EXTRACT TO READ
——
MSK ZooKeeper to KRaft Migration

Try it free — no license needed

plan and precheck are completely free. Run them against your production clusters today to see exactly what a migration looks like — generated runbook, cost estimate, IAM policies, and infrastructure readiness report. No signup, no trial activation.

kafka-backup migrate msk-kraft plan --config migration.yaml --format all --out-dir ./migration-plan
kafka-backup migrate msk-kraft precheck --config migration.yaml

Migrate your AWS MSK clusters from ZooKeeper to KRaft mode with a short coordinated producer freeze, validated offset continuity, and a cryptographically signed evidence bundle that proves the migration succeeded. Consumers resume from translated target offsets so message continuity is preserved across the switch.

Why Migrate from ZooKeeper to KRaft?

Apache Kafka 4.0 removes ZooKeeper entirely. KRaft (Kafka Raft) replaces ZooKeeper as the metadata management layer, bringing:

Faster controller failover — seconds instead of minutes
Simplified operations — one system to manage instead of two
Better scalability — millions of partitions per cluster
Reduced infrastructure — no ZooKeeper ensemble to provision, monitor, or patch

AWS MSK supports KRaft from version 3.7.x onward. ZooKeeper-mode clusters on MSK will reach end of extended support as Kafka 4.x becomes the default. The migration window is now.
——
EXERCISE SET
#1 According to the MSK migration page, from which version does AWS MSK support KRaft?
#2 Please continue the MSK migration page from where it stops.

DATASET RECORDS
——
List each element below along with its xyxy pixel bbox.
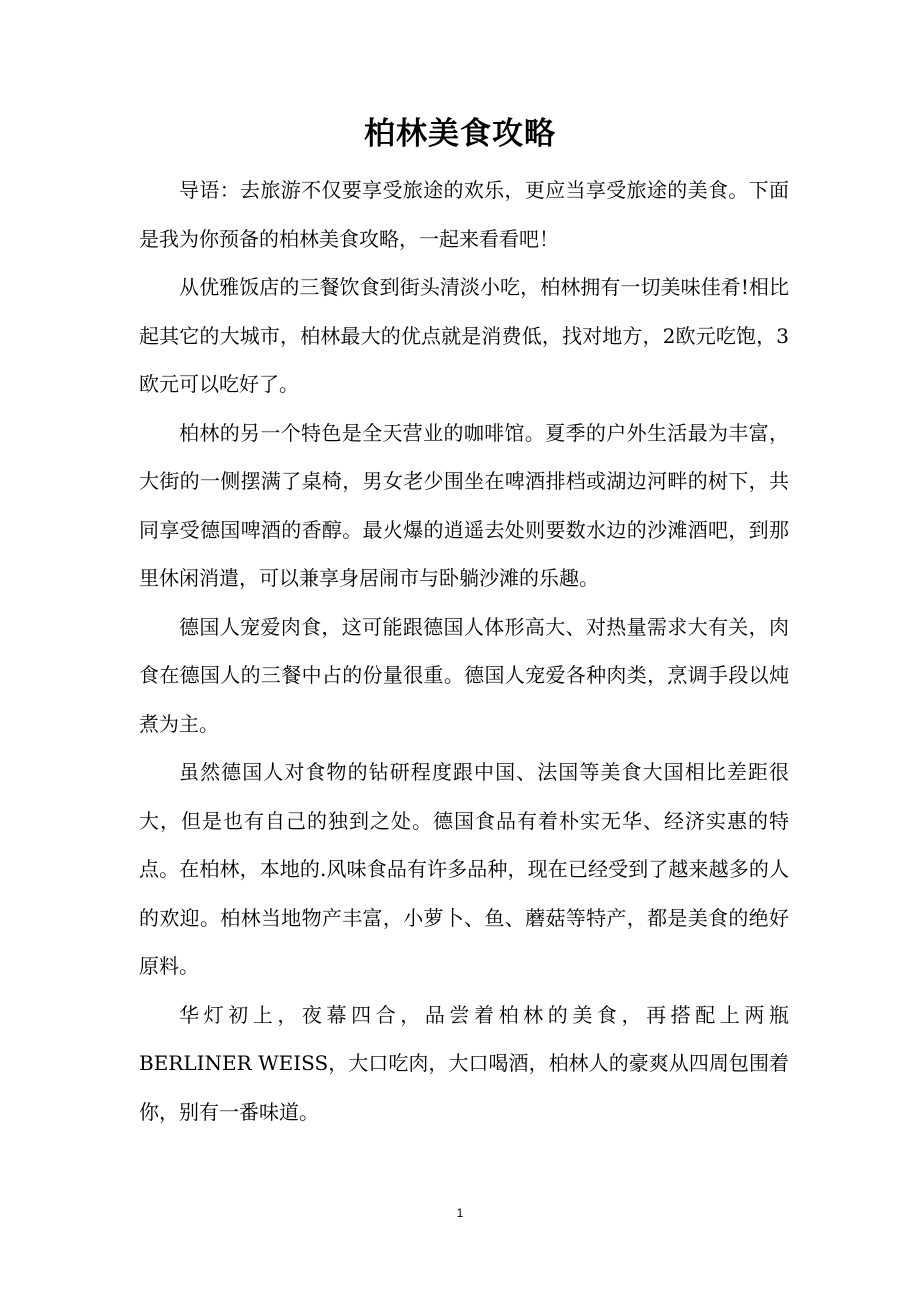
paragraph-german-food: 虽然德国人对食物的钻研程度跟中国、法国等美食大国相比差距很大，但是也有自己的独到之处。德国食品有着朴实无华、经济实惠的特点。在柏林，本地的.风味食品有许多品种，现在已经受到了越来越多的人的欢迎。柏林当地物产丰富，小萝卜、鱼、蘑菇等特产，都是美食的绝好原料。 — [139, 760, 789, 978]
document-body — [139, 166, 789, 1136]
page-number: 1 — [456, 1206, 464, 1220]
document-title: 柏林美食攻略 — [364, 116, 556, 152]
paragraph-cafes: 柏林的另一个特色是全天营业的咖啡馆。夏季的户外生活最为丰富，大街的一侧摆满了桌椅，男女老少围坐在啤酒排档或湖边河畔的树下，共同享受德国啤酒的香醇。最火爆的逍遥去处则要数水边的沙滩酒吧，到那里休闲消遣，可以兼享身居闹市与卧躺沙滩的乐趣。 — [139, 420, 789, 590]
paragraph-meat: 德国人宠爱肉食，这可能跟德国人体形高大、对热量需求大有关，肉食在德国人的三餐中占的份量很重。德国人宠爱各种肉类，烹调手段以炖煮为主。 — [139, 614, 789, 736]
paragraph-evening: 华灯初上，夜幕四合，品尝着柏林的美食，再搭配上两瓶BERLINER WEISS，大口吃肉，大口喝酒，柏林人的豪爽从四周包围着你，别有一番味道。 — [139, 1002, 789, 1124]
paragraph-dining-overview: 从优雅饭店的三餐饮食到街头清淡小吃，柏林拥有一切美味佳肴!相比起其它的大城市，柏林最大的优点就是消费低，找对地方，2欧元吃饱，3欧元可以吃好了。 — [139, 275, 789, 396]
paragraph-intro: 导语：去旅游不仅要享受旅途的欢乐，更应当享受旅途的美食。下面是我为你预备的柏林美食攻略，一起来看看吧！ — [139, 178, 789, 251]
——
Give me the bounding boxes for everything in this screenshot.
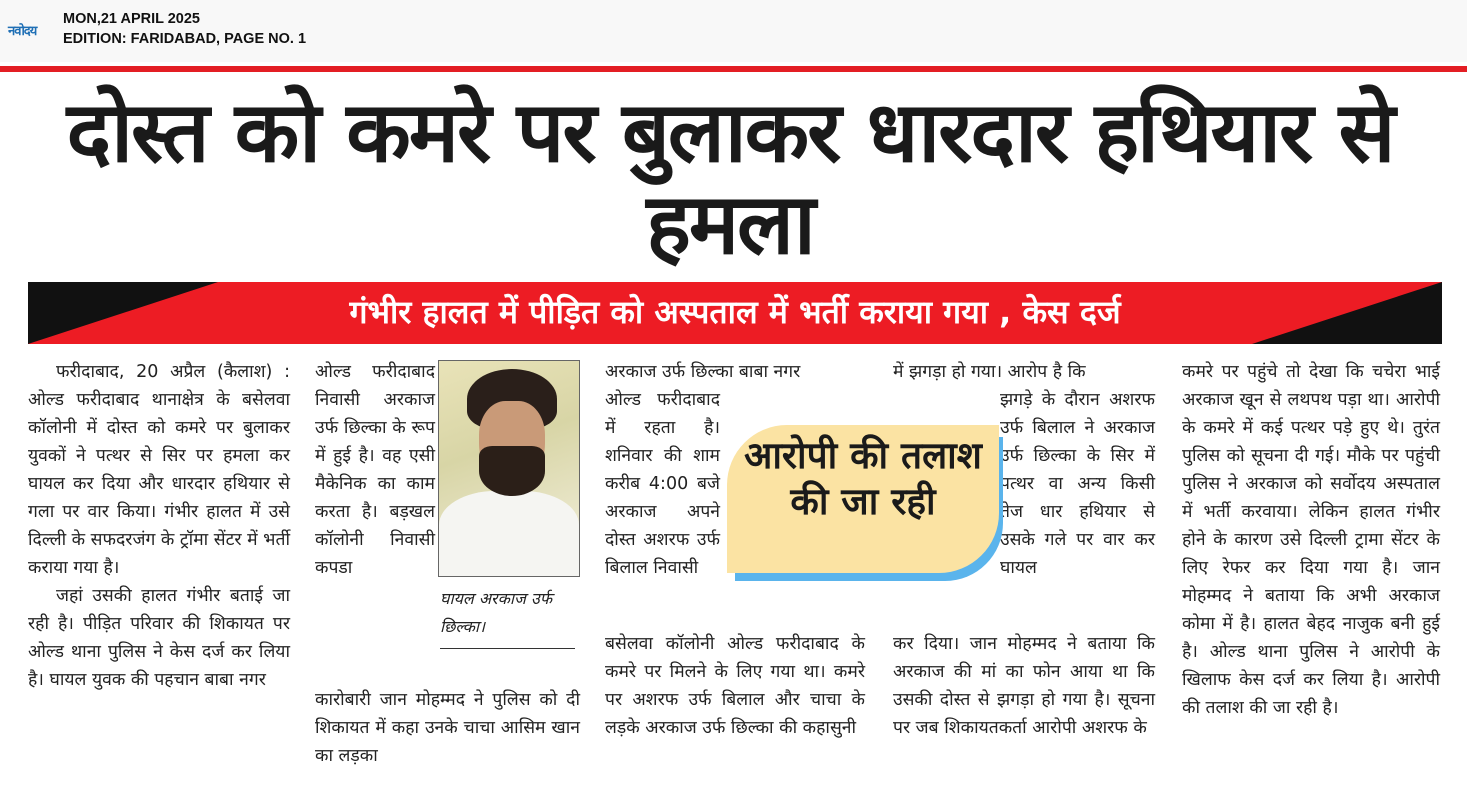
——
ANSWERS PROVIDED
#1 AWS MSK supports KRaft from version 3.7.x onward.

#2
Is ZooKeeper Deprecated?

Yes. ZooKeeper was deprecated in Apache Kafka 3.5 (KIP-833) and removed in Kafka 4.0. AWS MSK's latest versions already support KRaft, and new clusters should be provisioned in KRaft mode.

The AWS MSK Migration Problem

AWS MSK does not support in-place ZooKeeper-to-KRaft conversion. You must create a new KRaft cluster and move everything over:

What needs to migrate	What happens without tooling
Topic data (every partition, every record)	Manual MirrorMaker setup, ongoing maintenance
Topic configurations (retention, compaction, replication)	Manual recreation, error-prone
Consumer group offsets	Lost — consumers restart from earliest or latest
ACL bindings	Manual recreation, security gaps during transition
Proof that migration succeeded	Nothing — hope and prayer

The gap between "data is on the new cluster" and "consumers resume from the right place" is where migrations fail. A single incorrect offset means lost messages or reprocessed duplicates — silent data corruption that surfaces days later in downstream systems.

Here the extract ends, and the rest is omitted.